» TASK DETAILS
Repeat the listing exactly as given, omitting every image.

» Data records
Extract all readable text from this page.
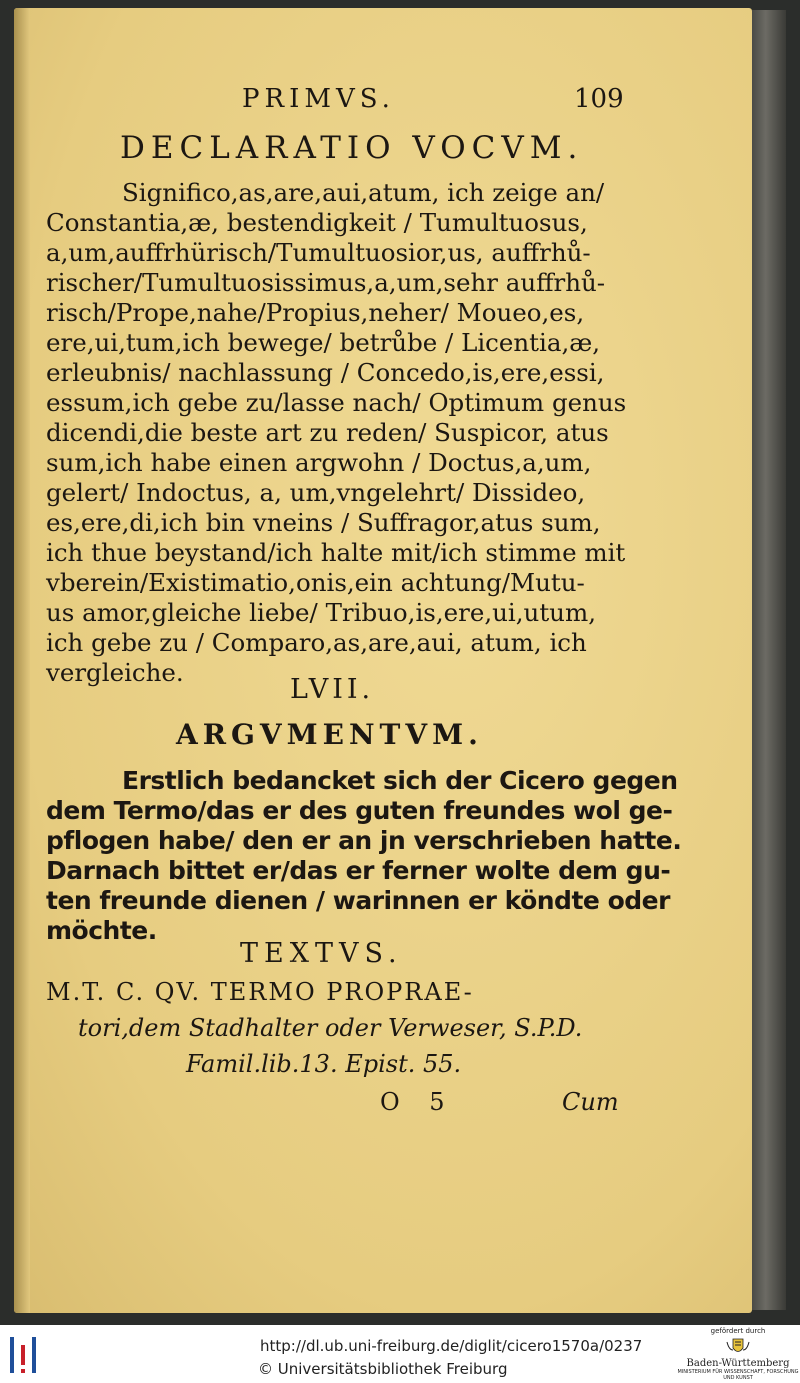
PRIMVS.	109
DECLARATIO VOCVM.
Significo,as,are,aui,atum, ich zeige an/
Constantia,æ, bestendigkeit / Tumultuosus,
a,um,auffrhürisch/Tumultuosior,us, auffrhů-
rischer/Tumultuosissimus,a,um,sehr auffrhů-
risch/Prope,nahe/Propius,neher/ Moueo,es,
ere,ui,tum,ich bewege/ betrůbe / Licentia,æ,
erleubnis/ nachlassung / Concedo,is,ere,essi,
essum,ich gebe zu/lasse nach/ Optimum genus
dicendi,die beste art zu reden/ Suspicor, atus
sum,ich habe einen argwohn / Doctus,a,um,
gelert/ Indoctus, a, um,vngelehrt/ Dissideo,
es,ere,di,ich bin vneins / Suffragor,atus sum,
ich thue beystand/ich halte mit/ich stimme mit
vberein/Existimatio,onis,ein achtung/Mutu-
us amor,gleiche liebe/ Tribuo,is,ere,ui,utum,
ich gebe zu / Comparo,as,are,aui, atum, ich
vergleiche.
LVII.
ARGVMENTVM.
Erstlich bedancket sich der Cicero gegen
dem Termo/das er des guten freundes wol ge-
pflogen habe/ den er an jn verschrieben hatte.
Darnach bittet er/das er ferner wolte dem gu-
ten freunde dienen / warinnen er köndte oder
möchte.
TEXTVS.
M.T. C. QV. TERMO PROPRAE-
tori,dem Stadhalter oder Verweser, S.P.D.
Famil.lib.13. Epist. 55.
O 5	Cum
http://dl.ub.uni-freiburg.de/diglit/cicero1570a/0237
© Universitätsbibliothek Freiburg
gefördert durch
Baden-Württemberg
MINISTERIUM FÜR WISSENSCHAFT, FORSCHUNG UND KUNST
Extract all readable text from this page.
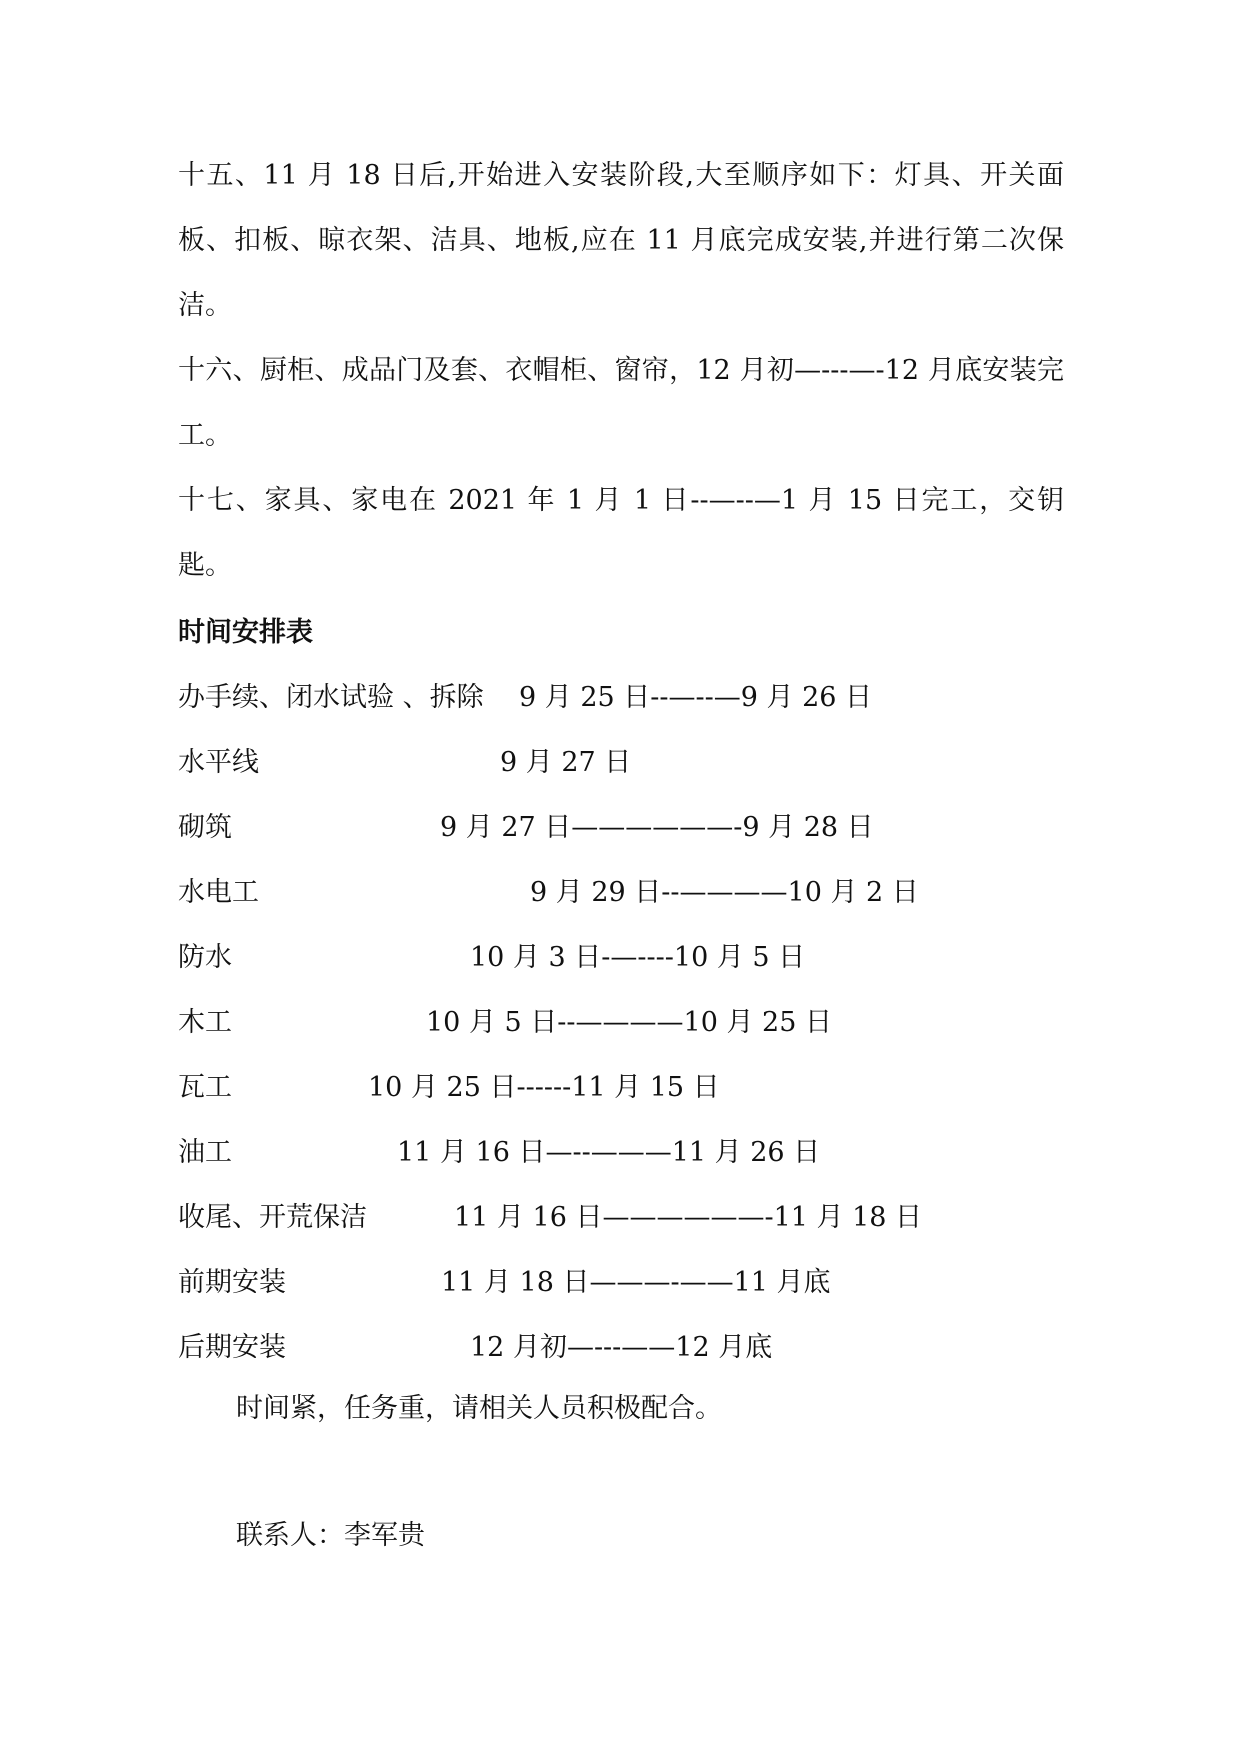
十五、11 月 18 日后,开始进入安装阶段,大至顺序如下：灯具、开关面板、扣板、晾衣架、洁具、地板,应在 11 月底完成安装,并进行第二次保洁。

十六、厨柜、成品门及套、衣帽柜、窗帘，12 月初—---—-12 月底安装完工。

十七、家具、家电在 2021 年 1 月 1 日--—--—1 月 15 日完工，交钥匙。

时间安排表
办手续、闭水试验 、拆除 9 月 25 日--—--—9 月 26 日
水平线	9 月 27 日
砌筑	9 月 27 日——————-9 月 28 日
水电工	9 月 29 日--————10 月 2 日
防水	10 月 3 日-—----10 月 5 日
木工	10 月 5 日--————10 月 25 日
瓦工	10 月 25 日------11 月 15 日
油工	11 月 16 日—--———11 月 26 日
收尾、开荒保洁	11 月 16 日——————-11 月 18 日
前期安装	11 月 18 日———-——11 月底
后期安装	12 月初—---——12 月底

时间紧，任务重，请相关人员积极配合。

联系人：李军贵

» THE SOLUTION
Extract all readable text from this page.
PRIMVS.	109
DECLARATIO VOCVM.
Significo,as,are,aui,atum, ich zeige an/
Constantia,æ, bestendigkeit / Tumultuosus,
a,um,auffrhürisch/Tumultuosior,us, auffrhů-
rischer/Tumultuosissimus,a,um,sehr auffrhů-
risch/Prope,nahe/Propius,neher/ Moueo,es,
ere,ui,tum,ich bewege/ betrůbe / Licentia,æ,
erleubnis/ nachlassung / Concedo,is,ere,essi,
essum,ich gebe zu/lasse nach/ Optimum genus
dicendi,die beste art zu reden/ Suspicor, atus
sum,ich habe einen argwohn / Doctus,a,um,
gelert/ Indoctus, a, um,vngelehrt/ Dissideo,
es,ere,di,ich bin vneins / Suffragor,atus sum,
ich thue beystand/ich halte mit/ich stimme mit
vberein/Existimatio,onis,ein achtung/Mutu-
us amor,gleiche liebe/ Tribuo,is,ere,ui,utum,
ich gebe zu / Comparo,as,are,aui, atum, ich
vergleiche.
LVII.
ARGVMENTVM.
Erstlich bedancket sich der Cicero gegen
dem Termo/das er des guten freundes wol ge-
pflogen habe/ den er an jn verschrieben hatte.
Darnach bittet er/das er ferner wolte dem gu-
ten freunde dienen / warinnen er köndte oder
möchte.
TEXTVS.
M.T. C. QV. TERMO PROPRAE-
tori,dem Stadhalter oder Verweser, S.P.D.
Famil.lib.13. Epist. 55.
O 5	Cum
http://dl.ub.uni-freiburg.de/diglit/cicero1570a/0237
© Universitätsbibliothek Freiburg
gefördert durch
Baden-Württemberg
MINISTERIUM FÜR WISSENSCHAFT, FORSCHUNG UND KUNST
Extract all readable text from this page.
十五、11 月 18 日后,开始进入安装阶段,大至顺序如下：灯具、开关面板、扣板、晾衣架、洁具、地板,应在 11 月底完成安装,并进行第二次保洁。

十六、厨柜、成品门及套、衣帽柜、窗帘，12 月初—---—-12 月底安装完工。

十七、家具、家电在 2021 年 1 月 1 日--—--—1 月 15 日完工，交钥匙。

时间安排表
办手续、闭水试验 、拆除 9 月 25 日--—--—9 月 26 日
水平线	9 月 27 日
砌筑	9 月 27 日——————-9 月 28 日
水电工	9 月 29 日--————10 月 2 日
防水	10 月 3 日-—----10 月 5 日
木工	10 月 5 日--————10 月 25 日
瓦工	10 月 25 日------11 月 15 日
油工	11 月 16 日—--———11 月 26 日
收尾、开荒保洁	11 月 16 日——————-11 月 18 日
前期安装	11 月 18 日———-——11 月底
后期安装	12 月初—---——12 月底

时间紧，任务重，请相关人员积极配合。

联系人：李军贵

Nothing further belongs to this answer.